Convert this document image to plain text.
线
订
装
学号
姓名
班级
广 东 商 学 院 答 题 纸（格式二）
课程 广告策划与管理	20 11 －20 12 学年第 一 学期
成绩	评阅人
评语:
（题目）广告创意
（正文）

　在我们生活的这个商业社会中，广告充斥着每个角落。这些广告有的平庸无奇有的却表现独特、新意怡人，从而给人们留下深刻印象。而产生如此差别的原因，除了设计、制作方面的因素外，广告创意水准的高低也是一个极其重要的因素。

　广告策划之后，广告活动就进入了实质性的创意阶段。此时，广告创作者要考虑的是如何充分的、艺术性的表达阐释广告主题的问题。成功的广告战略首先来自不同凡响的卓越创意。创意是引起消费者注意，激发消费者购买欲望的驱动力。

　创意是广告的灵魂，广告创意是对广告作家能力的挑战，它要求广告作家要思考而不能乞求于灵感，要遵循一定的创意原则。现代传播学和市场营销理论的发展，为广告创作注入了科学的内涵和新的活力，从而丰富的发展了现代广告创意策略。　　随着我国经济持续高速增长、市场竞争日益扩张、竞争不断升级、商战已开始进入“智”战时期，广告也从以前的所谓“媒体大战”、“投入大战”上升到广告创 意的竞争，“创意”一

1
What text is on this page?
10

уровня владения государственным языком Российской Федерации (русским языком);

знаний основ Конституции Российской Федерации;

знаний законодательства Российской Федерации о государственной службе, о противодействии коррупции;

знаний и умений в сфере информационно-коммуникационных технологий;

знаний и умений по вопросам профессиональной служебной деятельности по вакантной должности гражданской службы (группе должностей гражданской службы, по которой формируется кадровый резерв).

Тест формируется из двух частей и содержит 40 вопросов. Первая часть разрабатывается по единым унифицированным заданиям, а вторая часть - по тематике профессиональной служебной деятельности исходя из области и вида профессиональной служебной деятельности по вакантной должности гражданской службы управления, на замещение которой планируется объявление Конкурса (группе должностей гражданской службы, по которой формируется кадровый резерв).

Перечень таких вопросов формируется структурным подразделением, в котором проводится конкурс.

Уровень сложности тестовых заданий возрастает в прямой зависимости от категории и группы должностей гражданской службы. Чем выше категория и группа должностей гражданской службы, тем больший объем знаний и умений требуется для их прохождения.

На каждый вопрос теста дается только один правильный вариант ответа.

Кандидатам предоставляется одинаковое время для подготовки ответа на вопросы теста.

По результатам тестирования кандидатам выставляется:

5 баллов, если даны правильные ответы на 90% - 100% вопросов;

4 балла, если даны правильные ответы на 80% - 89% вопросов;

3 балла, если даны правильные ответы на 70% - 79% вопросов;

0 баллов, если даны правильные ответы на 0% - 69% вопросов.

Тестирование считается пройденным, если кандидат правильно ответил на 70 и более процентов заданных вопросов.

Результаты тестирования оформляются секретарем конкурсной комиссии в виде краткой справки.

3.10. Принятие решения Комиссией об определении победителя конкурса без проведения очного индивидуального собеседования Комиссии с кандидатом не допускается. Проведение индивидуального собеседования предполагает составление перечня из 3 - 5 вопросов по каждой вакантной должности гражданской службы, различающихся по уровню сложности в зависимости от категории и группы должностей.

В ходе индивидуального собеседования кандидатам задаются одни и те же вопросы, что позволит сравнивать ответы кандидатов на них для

■ YOUR GOAL ■
Collect the lines that hold "должности".

■ SOLUTION BELOW ■
знаний и умений по вопросам профессиональной служебной деятельности по вакантной должности гражданской службы (группе должностей гражданской службы, по которой формируется кадровый резерв).
Тест формируется из двух частей и содержит 40 вопросов. Первая часть разрабатывается по единым унифицированным заданиям, а вторая часть - по тематике профессиональной служебной деятельности исходя из области и вида профессиональной служебной деятельности по вакантной должности гражданской службы управления, на замещение которой планируется объявление Конкурса (группе должностей гражданской службы, по которой формируется кадровый резерв).
3.10. Принятие решения Комиссией об определении победителя конкурса без проведения очного индивидуального собеседования Комиссии с кандидатом не допускается. Проведение индивидуального собеседования предполагает составление перечня из 3 - 5 вопросов по каждой вакантной должности гражданской службы, различающихся по уровню сложности в зависимости от категории и группы должностей.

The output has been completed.